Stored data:
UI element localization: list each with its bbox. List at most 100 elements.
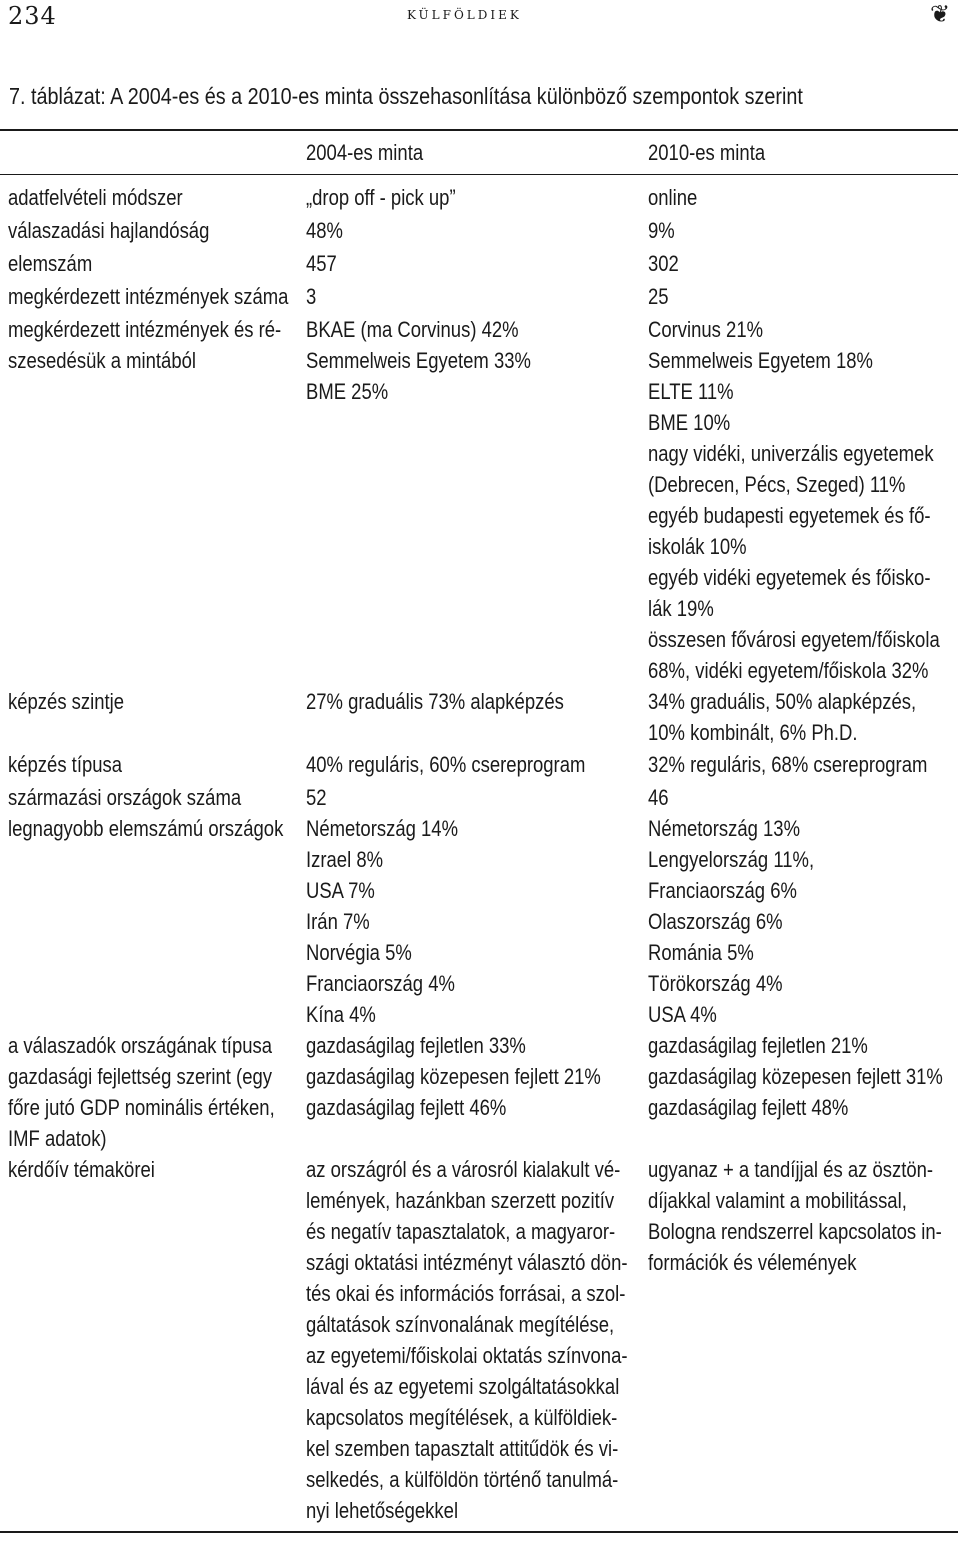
value-2004-line: gazdaságilag fejletlen 33% <box>306 1033 526 1058</box>
value-2004: az országról és a városról kialakult vé-… <box>306 1154 628 1526</box>
value-2010-line: 46 <box>648 785 669 810</box>
value-2010: online <box>648 182 697 213</box>
row-label-line: gazdasági fejlettség szerint (egy <box>8 1064 273 1089</box>
value-2004-line: lemények, hazánkban szerzett pozitív <box>306 1188 615 1213</box>
value-2004-line: kel szemben tapasztalt attitűdök és vi- <box>306 1436 619 1461</box>
running-head: 234 külföldiek ❦ <box>0 0 960 30</box>
value-2010-line: egyéb budapesti egyetemek és fő- <box>648 503 931 528</box>
value-2004: 40% reguláris, 60% csereprogram <box>306 749 585 780</box>
value-2010: Németország 13% Lengyelország 11%, Francia… <box>648 813 814 1030</box>
row-label: származási országok száma <box>8 782 241 813</box>
value-2010-line: Románia 5% <box>648 940 754 965</box>
value-2004-line: tés okai és információs forrásai, a szol… <box>306 1281 626 1306</box>
value-2004: 3 <box>306 281 316 312</box>
value-2010-line: 302 <box>648 251 679 276</box>
row-label-line: elemszám <box>8 251 93 276</box>
table-top-rule <box>0 129 958 131</box>
table-row: képzés típusa 40% reguláris, 60% cserepro… <box>0 749 960 782</box>
value-2010: gazdaságilag fejletlen 21% gazdaságilag k… <box>648 1030 943 1123</box>
value-2010-line: online <box>648 185 698 210</box>
value-2004: gazdaságilag fejletlen 33% gazdaságilag k… <box>306 1030 601 1123</box>
row-label-line: kérdőív témakörei <box>8 1157 155 1182</box>
row-label-line: IMF adatok) <box>8 1126 107 1151</box>
row-label: legnagyobb elemszámú országok <box>8 813 283 844</box>
row-label-line: főre jutó GDP nominális értéken, <box>8 1095 275 1120</box>
value-2010: Corvinus 21% Semmelweis Egyetem 18% ELTE 1… <box>648 314 940 686</box>
value-2004-line: az országról és a városról kialakult vé- <box>306 1157 621 1182</box>
value-2010-line: (Debrecen, Pécs, Szeged) 11% <box>648 472 906 497</box>
value-2004-line: 3 <box>306 284 317 309</box>
page-number: 234 <box>8 2 57 30</box>
row-label: adatfelvételi módszer <box>8 182 183 213</box>
value-2010-line: egyéb vidéki egyetemek és főisko- <box>648 565 931 590</box>
value-2004-line: és negatív tapasztalatok, a magyaror- <box>306 1219 616 1244</box>
value-2010-line: Semmelweis Egyetem 18% <box>648 348 873 373</box>
row-label-line: adatfelvételi módszer <box>8 185 183 210</box>
value-2010: 25 <box>648 281 669 312</box>
row-label: képzés szintje <box>8 686 124 717</box>
table-row: válaszadási hajlandóság 48% 9% <box>0 215 960 248</box>
value-2004-line: 48% <box>306 218 343 243</box>
row-label: válaszadási hajlandóság <box>8 215 209 246</box>
row-label-line: a válaszadók országának típusa <box>8 1033 273 1058</box>
value-2004: 457 <box>306 248 337 279</box>
table-header-rule <box>0 174 958 175</box>
table-row: származási országok száma 52 46 <box>0 782 960 813</box>
column-header-2004: 2004-es minta <box>306 140 424 165</box>
value-2010-line: gazdaságilag fejletlen 21% <box>648 1033 868 1058</box>
value-2010-line: USA 4% <box>648 1002 717 1027</box>
table-row: megkérdezett intézmények és ré-szesedésü… <box>0 314 960 686</box>
value-2004-line: Irán 7% <box>306 909 370 934</box>
row-label: megkérdezett intézmények és ré-szesedésü… <box>8 314 281 376</box>
value-2004-line: 457 <box>306 251 337 276</box>
value-2010-line: 10% kombinált, 6% Ph.D. <box>648 720 858 745</box>
value-2010-line: ugyanaz + a tandíjjal és az ösztön- <box>648 1157 934 1182</box>
value-2010-line: 34% graduális, 50% alapképzés, <box>648 689 917 714</box>
value-2004-line: gáltatások színvonalának megítélése, <box>306 1312 615 1337</box>
value-2004-line: 52 <box>306 785 327 810</box>
value-2004-line: Norvégia 5% <box>306 940 412 965</box>
row-label-line: megkérdezett intézmények és ré- <box>8 317 282 342</box>
value-2010: 302 <box>648 248 679 279</box>
value-2010-line: BME 10% <box>648 410 731 435</box>
value-2010-line: formációk és vélemények <box>648 1250 857 1275</box>
value-2010-line: nagy vidéki, univerzális egyetemek <box>648 441 934 466</box>
value-2004: 27% graduális 73% alapképzés <box>306 686 564 717</box>
row-label-line: képzés típusa <box>8 752 123 777</box>
value-2004-line: Izrael 8% <box>306 847 384 872</box>
row-label-line: legnagyobb elemszámú országok <box>8 816 284 841</box>
row-label: kérdőív témakörei <box>8 1154 155 1185</box>
value-2010-line: Törökország 4% <box>648 971 783 996</box>
value-2010: 9% <box>648 215 675 246</box>
value-2010-line: összesen fővárosi egyetem/főiskola <box>648 627 940 652</box>
value-2010-line: 25 <box>648 284 669 309</box>
value-2010: 34% graduális, 50% alapképzés, 10% kombin… <box>648 686 916 748</box>
value-2004-line: 27% graduális 73% alapképzés <box>306 689 564 714</box>
row-label: a válaszadók országának típusa gazdasági … <box>8 1030 275 1154</box>
value-2004-line: Franciaország 4% <box>306 971 455 996</box>
value-2010-line: Bologna rendszerrel kapcsolatos in- <box>648 1219 942 1244</box>
table-row: elemszám 457 302 <box>0 248 960 281</box>
value-2004-line: az egyetemi/főiskolai oktatás színvona- <box>306 1343 628 1368</box>
value-2010-line: gazdaságilag közepesen fejlett 31% <box>648 1064 943 1089</box>
table-row: kérdőív témakörei az országról és a város… <box>0 1154 960 1526</box>
value-2004-line: USA 7% <box>306 878 375 903</box>
table-row: adatfelvételi módszer „drop off - pick up… <box>0 182 960 215</box>
value-2004-line: selkedés, a külföldön történő tanulmá- <box>306 1467 619 1492</box>
value-2010-line: Németország 13% <box>648 816 801 841</box>
value-2010-line: 68%, vidéki egyetem/főiskola 32% <box>648 658 929 683</box>
value-2004-line: kapcsolatos megítélések, a külföldiek- <box>306 1405 618 1430</box>
value-2010-line: lák 19% <box>648 596 714 621</box>
row-label: képzés típusa <box>8 749 122 780</box>
comparison-table-body: adatfelvételi módszer „drop off - pick up… <box>0 182 960 1526</box>
value-2010: 32% reguláris, 68% csereprogram <box>648 749 927 780</box>
row-label-line: megkérdezett intézmények száma <box>8 284 289 309</box>
value-2010: 46 <box>648 782 669 813</box>
column-header-2010: 2010-es minta <box>648 140 766 165</box>
row-label-line: képzés szintje <box>8 689 125 714</box>
value-2004-line: lával és az egyetemi szolgáltatásokkal <box>306 1374 620 1399</box>
value-2010-line: Lengyelország 11%, <box>648 847 815 872</box>
value-2004-line: 40% reguláris, 60% csereprogram <box>306 752 586 777</box>
row-label: elemszám <box>8 248 92 279</box>
table-row: legnagyobb elemszámú országok Németország… <box>0 813 960 1030</box>
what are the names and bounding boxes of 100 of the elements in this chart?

Stated problem: Identify each line in the material above that contains the string "pick", and copy those lines in full.

Result of this task:
table-row: adatfelvételi módszer „drop off - pick up… <box>0 182 960 215</box>
comparison-table-body: adatfelvételi módszer „drop off - pick up… <box>0 182 960 1526</box>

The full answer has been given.